-------- Entries shown

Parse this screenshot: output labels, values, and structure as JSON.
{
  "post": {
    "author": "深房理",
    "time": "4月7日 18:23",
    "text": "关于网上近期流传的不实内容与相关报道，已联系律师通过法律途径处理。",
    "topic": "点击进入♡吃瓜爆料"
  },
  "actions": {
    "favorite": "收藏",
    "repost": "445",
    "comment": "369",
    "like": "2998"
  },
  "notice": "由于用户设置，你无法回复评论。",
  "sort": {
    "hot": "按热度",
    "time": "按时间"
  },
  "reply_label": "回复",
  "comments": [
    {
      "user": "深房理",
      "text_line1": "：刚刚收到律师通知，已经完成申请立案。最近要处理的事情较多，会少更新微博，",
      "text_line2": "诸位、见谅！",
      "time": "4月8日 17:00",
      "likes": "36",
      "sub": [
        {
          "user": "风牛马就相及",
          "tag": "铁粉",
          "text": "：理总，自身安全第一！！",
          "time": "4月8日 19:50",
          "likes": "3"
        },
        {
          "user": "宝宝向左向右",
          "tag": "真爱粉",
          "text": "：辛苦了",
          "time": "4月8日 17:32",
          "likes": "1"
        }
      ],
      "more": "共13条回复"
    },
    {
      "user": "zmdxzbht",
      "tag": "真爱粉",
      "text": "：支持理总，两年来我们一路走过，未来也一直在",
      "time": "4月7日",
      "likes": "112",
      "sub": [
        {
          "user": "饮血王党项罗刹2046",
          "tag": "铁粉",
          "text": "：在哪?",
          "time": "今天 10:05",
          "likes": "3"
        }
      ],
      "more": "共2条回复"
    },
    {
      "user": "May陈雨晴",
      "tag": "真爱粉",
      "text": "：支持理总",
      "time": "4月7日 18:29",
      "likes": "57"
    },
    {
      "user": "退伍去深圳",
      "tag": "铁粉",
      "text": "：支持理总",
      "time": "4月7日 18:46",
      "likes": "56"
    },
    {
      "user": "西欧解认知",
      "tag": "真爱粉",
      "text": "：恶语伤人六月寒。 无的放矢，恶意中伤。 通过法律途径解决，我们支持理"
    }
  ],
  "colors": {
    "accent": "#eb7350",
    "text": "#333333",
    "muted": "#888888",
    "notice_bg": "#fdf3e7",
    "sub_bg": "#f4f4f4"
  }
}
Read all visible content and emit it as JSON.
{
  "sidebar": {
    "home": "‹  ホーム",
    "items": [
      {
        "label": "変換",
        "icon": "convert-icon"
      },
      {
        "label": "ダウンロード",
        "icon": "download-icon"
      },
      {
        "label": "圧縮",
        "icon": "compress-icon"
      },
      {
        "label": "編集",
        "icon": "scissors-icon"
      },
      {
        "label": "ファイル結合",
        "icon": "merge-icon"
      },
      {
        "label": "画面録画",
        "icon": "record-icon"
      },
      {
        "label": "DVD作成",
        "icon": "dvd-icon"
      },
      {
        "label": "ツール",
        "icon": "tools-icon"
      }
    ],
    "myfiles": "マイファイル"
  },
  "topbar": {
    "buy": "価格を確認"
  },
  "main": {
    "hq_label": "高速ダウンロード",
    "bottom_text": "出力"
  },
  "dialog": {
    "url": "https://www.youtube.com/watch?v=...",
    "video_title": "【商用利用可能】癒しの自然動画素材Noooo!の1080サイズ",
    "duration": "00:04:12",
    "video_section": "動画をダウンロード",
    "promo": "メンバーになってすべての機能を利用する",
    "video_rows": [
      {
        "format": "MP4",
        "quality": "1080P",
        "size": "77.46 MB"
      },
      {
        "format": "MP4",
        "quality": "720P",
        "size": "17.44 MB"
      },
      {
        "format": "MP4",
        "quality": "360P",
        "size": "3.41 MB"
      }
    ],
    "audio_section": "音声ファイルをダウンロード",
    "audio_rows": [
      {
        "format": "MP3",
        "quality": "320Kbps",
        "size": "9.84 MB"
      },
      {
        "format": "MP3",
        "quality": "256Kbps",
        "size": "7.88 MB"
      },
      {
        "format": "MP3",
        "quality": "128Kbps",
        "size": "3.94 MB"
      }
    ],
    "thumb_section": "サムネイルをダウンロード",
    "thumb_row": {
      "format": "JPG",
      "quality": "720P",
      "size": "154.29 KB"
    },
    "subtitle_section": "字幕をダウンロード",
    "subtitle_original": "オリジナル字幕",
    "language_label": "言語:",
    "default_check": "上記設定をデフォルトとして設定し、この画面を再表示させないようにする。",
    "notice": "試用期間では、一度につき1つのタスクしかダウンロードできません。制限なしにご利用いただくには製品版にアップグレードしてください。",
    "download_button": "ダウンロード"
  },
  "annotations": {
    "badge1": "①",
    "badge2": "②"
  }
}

----------------

Job:
In the entries above, find lines with "icon" and copy each.

Problem solution:
        "icon": "convert-icon"
        "icon": "download-icon"
        "icon": "compress-icon"
        "icon": "scissors-icon"
        "icon": "merge-icon"
        "icon": "record-icon"
        "icon": "dvd-icon"
        "icon": "tools-icon"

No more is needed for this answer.